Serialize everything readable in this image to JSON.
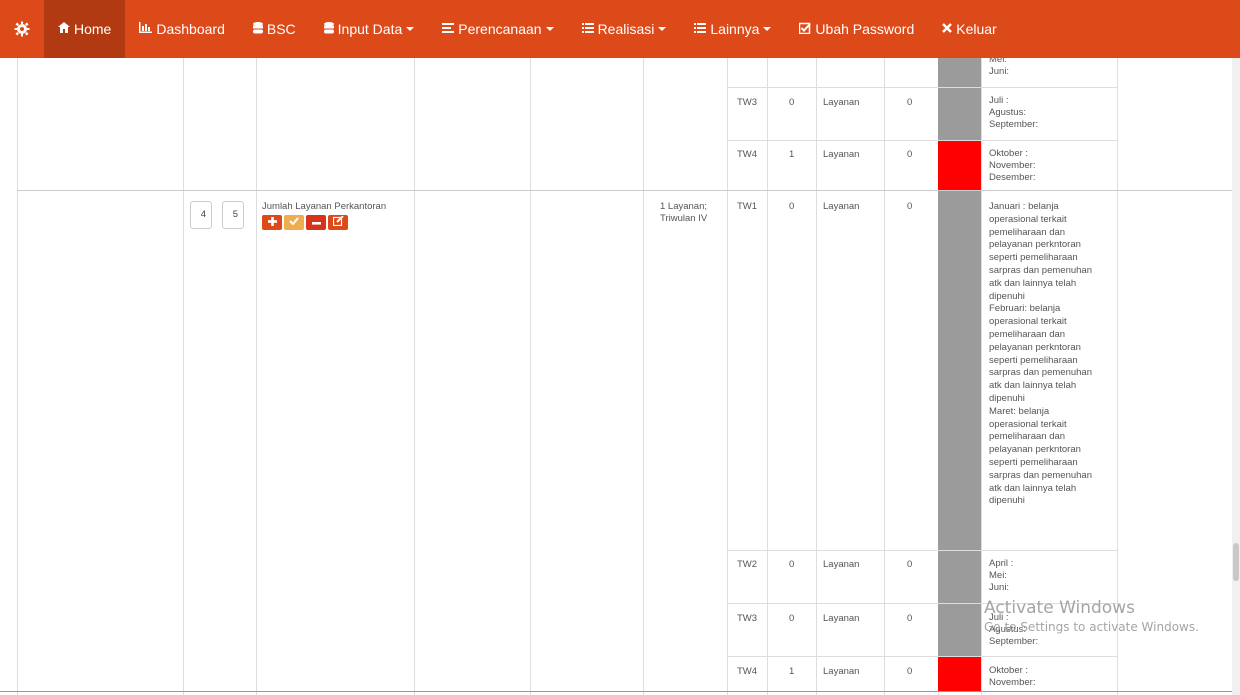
{
  "nav": {
    "items": [
      {
        "label": "Home",
        "icon": "home-icon"
      },
      {
        "label": "Dashboard",
        "icon": "bar-chart-icon"
      },
      {
        "label": "BSC",
        "icon": "database-icon"
      },
      {
        "label": "Input Data",
        "icon": "database-icon"
      },
      {
        "label": "Perencanaan",
        "icon": "list-icon"
      },
      {
        "label": "Realisasi",
        "icon": "list-icon"
      },
      {
        "label": "Lainnya",
        "icon": "list-icon"
      },
      {
        "label": "Ubah Password",
        "icon": "check-square-icon"
      },
      {
        "label": "Keluar",
        "icon": "close-icon"
      }
    ],
    "color": "#dc4a1a",
    "active_color": "#b23a12"
  },
  "table": {
    "top_months": "Mei:\nJuni:",
    "rows_a": [
      {
        "tw": "TW3",
        "val": "0",
        "unit": "Layanan",
        "real": "0",
        "months": "Juli :\nAgustus:\nSeptember:"
      },
      {
        "tw": "TW4",
        "val": "1",
        "unit": "Layanan",
        "real": "0",
        "months": "Oktober :\nNovember:\nDesember:"
      }
    ],
    "item": {
      "num1": "4",
      "num2": "5",
      "indicator": "Jumlah Layanan Perkantoran",
      "target": "1 Layanan;\nTriwulan IV"
    },
    "rows_b": [
      {
        "tw": "TW1",
        "val": "0",
        "unit": "Layanan",
        "real": "0",
        "months": "Januari : belanja\noperasional terkait\npemeliharaan dan\npelayanan perkntoran\nseperti pemeliharaan\nsarpras dan pemenuhan\natk dan lainnya telah\ndipenuhi\nFebruari: belanja\noperasional terkait\npemeliharaan dan\npelayanan perkntoran\nseperti pemeliharaan\nsarpras dan pemenuhan\natk dan lainnya telah\ndipenuhi\nMaret: belanja\noperasional terkait\npemeliharaan dan\npelayanan perkntoran\nseperti pemeliharaan\nsarpras dan pemenuhan\natk dan lainnya telah\ndipenuhi"
      },
      {
        "tw": "TW2",
        "val": "0",
        "unit": "Layanan",
        "real": "0",
        "months": "April :\nMei:\nJuni:"
      },
      {
        "tw": "TW3",
        "val": "0",
        "unit": "Layanan",
        "real": "0",
        "months": "Juli :\nAgustus:\nSeptember:"
      },
      {
        "tw": "TW4",
        "val": "1",
        "unit": "Layanan",
        "real": "0",
        "months": "Oktober :\nNovember:"
      }
    ],
    "status_colors": {
      "gray": "#9b9b9b",
      "red": "#ff0000"
    }
  },
  "watermark": {
    "line1": "Activate Windows",
    "line2": "Go to Settings to activate Windows."
  }
}
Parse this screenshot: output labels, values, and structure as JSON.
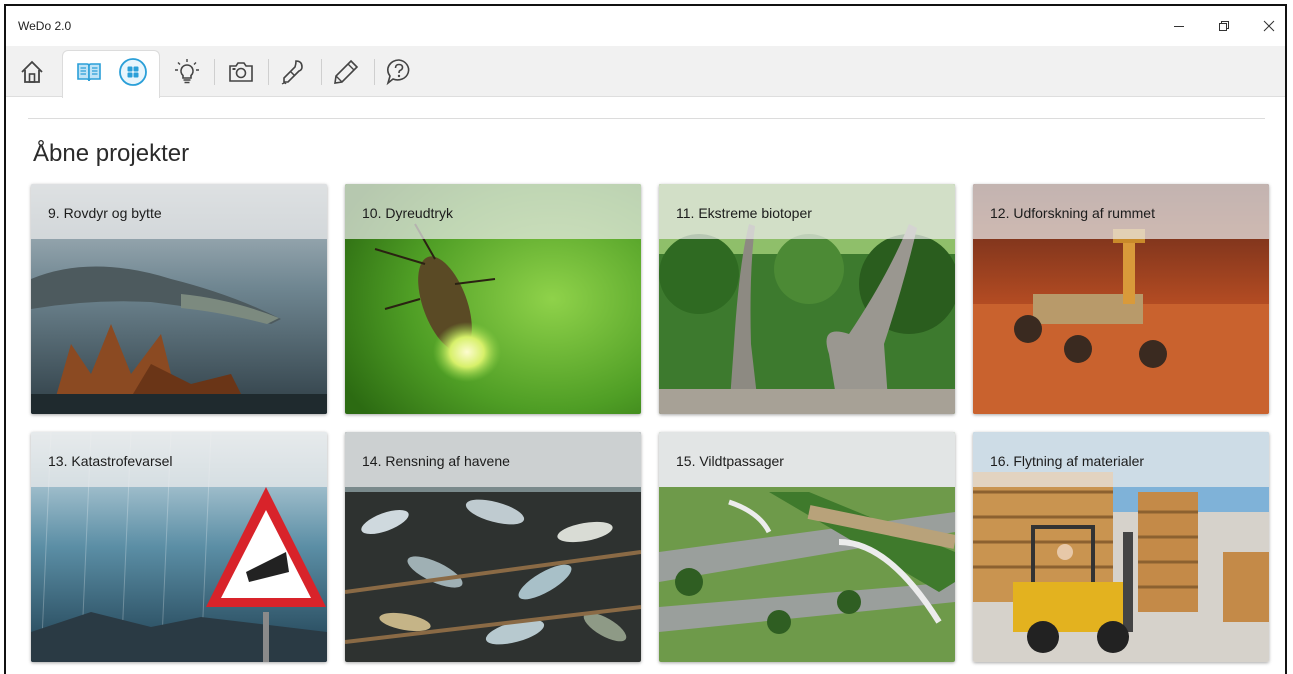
{
  "window": {
    "title": "WeDo 2.0",
    "controls": {
      "minimize": "minimize",
      "restore": "restore",
      "close": "close"
    }
  },
  "toolbar": {
    "tools": [
      {
        "name": "home-icon"
      },
      {
        "name": "book-icon",
        "active": true
      },
      {
        "name": "grid-icon"
      },
      {
        "name": "lightbulb-icon"
      },
      {
        "name": "camera-icon"
      },
      {
        "name": "dropper-icon"
      },
      {
        "name": "pencil-icon"
      },
      {
        "name": "help-icon"
      }
    ]
  },
  "main": {
    "heading": "Åbne projekter",
    "projects": [
      {
        "label": "9. Rovdyr og bytte"
      },
      {
        "label": "10. Dyreudtryk"
      },
      {
        "label": "11. Ekstreme biotoper"
      },
      {
        "label": "12. Udforskning af rummet"
      },
      {
        "label": "13. Katastrofevarsel"
      },
      {
        "label": "14. Rensning af havene"
      },
      {
        "label": "15. Vildtpassager"
      },
      {
        "label": "16. Flytning af materialer"
      }
    ]
  },
  "colors": {
    "accent": "#2a9fd8",
    "toolbar_bg": "#f1f1f1"
  }
}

· · · · ·

(What the task requires)
Drop the images and quote the entries word for word.

(Response for this exercise)
Serialize everything readable in this image to JSON.
{
  "nav": {
    "items": [
      {
        "label": "Home",
        "icon": "home-icon"
      },
      {
        "label": "Dashboard",
        "icon": "bar-chart-icon"
      },
      {
        "label": "BSC",
        "icon": "database-icon"
      },
      {
        "label": "Input Data",
        "icon": "database-icon"
      },
      {
        "label": "Perencanaan",
        "icon": "list-icon"
      },
      {
        "label": "Realisasi",
        "icon": "list-icon"
      },
      {
        "label": "Lainnya",
        "icon": "list-icon"
      },
      {
        "label": "Ubah Password",
        "icon": "check-square-icon"
      },
      {
        "label": "Keluar",
        "icon": "close-icon"
      }
    ],
    "color": "#dc4a1a",
    "active_color": "#b23a12"
  },
  "table": {
    "top_months": "Mei:\nJuni:",
    "rows_a": [
      {
        "tw": "TW3",
        "val": "0",
        "unit": "Layanan",
        "real": "0",
        "months": "Juli :\nAgustus:\nSeptember:"
      },
      {
        "tw": "TW4",
        "val": "1",
        "unit": "Layanan",
        "real": "0",
        "months": "Oktober :\nNovember:\nDesember:"
      }
    ],
    "item": {
      "num1": "4",
      "num2": "5",
      "indicator": "Jumlah Layanan Perkantoran",
      "target": "1 Layanan;\nTriwulan IV"
    },
    "rows_b": [
      {
        "tw": "TW1",
        "val": "0",
        "unit": "Layanan",
        "real": "0",
        "months": "Januari : belanja\noperasional terkait\npemeliharaan dan\npelayanan perkntoran\nseperti pemeliharaan\nsarpras dan pemenuhan\natk dan lainnya telah\ndipenuhi\nFebruari: belanja\noperasional terkait\npemeliharaan dan\npelayanan perkntoran\nseperti pemeliharaan\nsarpras dan pemenuhan\natk dan lainnya telah\ndipenuhi\nMaret: belanja\noperasional terkait\npemeliharaan dan\npelayanan perkntoran\nseperti pemeliharaan\nsarpras dan pemenuhan\natk dan lainnya telah\ndipenuhi"
      },
      {
        "tw": "TW2",
        "val": "0",
        "unit": "Layanan",
        "real": "0",
        "months": "April :\nMei:\nJuni:"
      },
      {
        "tw": "TW3",
        "val": "0",
        "unit": "Layanan",
        "real": "0",
        "months": "Juli :\nAgustus:\nSeptember:"
      },
      {
        "tw": "TW4",
        "val": "1",
        "unit": "Layanan",
        "real": "0",
        "months": "Oktober :\nNovember:"
      }
    ],
    "status_colors": {
      "gray": "#9b9b9b",
      "red": "#ff0000"
    }
  },
  "watermark": {
    "line1": "Activate Windows",
    "line2": "Go to Settings to activate Windows."
  }
}
Parse this screenshot: output labels, values, and structure as JSON.
{
  "window": {
    "title": "WeDo 2.0",
    "controls": {
      "minimize": "minimize",
      "restore": "restore",
      "close": "close"
    }
  },
  "toolbar": {
    "tools": [
      {
        "name": "home-icon"
      },
      {
        "name": "book-icon",
        "active": true
      },
      {
        "name": "grid-icon"
      },
      {
        "name": "lightbulb-icon"
      },
      {
        "name": "camera-icon"
      },
      {
        "name": "dropper-icon"
      },
      {
        "name": "pencil-icon"
      },
      {
        "name": "help-icon"
      }
    ]
  },
  "main": {
    "heading": "Åbne projekter",
    "projects": [
      {
        "label": "9. Rovdyr og bytte"
      },
      {
        "label": "10. Dyreudtryk"
      },
      {
        "label": "11. Ekstreme biotoper"
      },
      {
        "label": "12. Udforskning af rummet"
      },
      {
        "label": "13. Katastrofevarsel"
      },
      {
        "label": "14. Rensning af havene"
      },
      {
        "label": "15. Vildtpassager"
      },
      {
        "label": "16. Flytning af materialer"
      }
    ]
  },
  "colors": {
    "accent": "#2a9fd8",
    "toolbar_bg": "#f1f1f1"
  }
}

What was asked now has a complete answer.